# Written problem
In the data below, locate each line with the word "соответствии" and list it.

# Raw data
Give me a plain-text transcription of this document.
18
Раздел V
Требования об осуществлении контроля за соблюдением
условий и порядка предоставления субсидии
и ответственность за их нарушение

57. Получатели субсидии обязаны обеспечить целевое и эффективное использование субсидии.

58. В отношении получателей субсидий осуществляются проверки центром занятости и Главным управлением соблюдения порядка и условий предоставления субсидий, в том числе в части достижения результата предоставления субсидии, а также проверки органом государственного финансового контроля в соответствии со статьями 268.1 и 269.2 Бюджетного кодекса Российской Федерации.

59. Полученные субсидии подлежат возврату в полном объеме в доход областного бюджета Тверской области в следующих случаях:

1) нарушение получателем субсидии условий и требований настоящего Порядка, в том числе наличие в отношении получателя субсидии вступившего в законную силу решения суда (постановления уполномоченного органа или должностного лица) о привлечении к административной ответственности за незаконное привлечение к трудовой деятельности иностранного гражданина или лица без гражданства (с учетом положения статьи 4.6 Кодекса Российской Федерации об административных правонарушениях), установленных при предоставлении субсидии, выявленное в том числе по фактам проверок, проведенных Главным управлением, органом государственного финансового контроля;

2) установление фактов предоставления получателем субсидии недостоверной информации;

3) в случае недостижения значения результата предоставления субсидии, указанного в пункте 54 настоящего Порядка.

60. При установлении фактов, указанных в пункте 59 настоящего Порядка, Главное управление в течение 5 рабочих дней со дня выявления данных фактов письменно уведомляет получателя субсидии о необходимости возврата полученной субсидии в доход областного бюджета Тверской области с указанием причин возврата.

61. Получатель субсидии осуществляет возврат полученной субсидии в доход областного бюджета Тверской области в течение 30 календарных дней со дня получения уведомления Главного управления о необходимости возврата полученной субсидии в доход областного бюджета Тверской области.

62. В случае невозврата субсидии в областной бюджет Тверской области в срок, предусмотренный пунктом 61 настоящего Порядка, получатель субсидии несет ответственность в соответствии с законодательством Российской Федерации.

# Answer to the task
58. В отношении получателей субсидий осуществляются проверки центром занятости и Главным управлением соблюдения порядка и условий предоставления субсидий, в том числе в части достижения результата предоставления субсидии, а также проверки органом государственного финансового контроля в соответствии со статьями 268.1 и 269.2 Бюджетного кодекса Российской Федерации.
62. В случае невозврата субсидии в областной бюджет Тверской области в срок, предусмотренный пунктом 61 настоящего Порядка, получатель субсидии несет ответственность в соответствии с законодательством Российской Федерации.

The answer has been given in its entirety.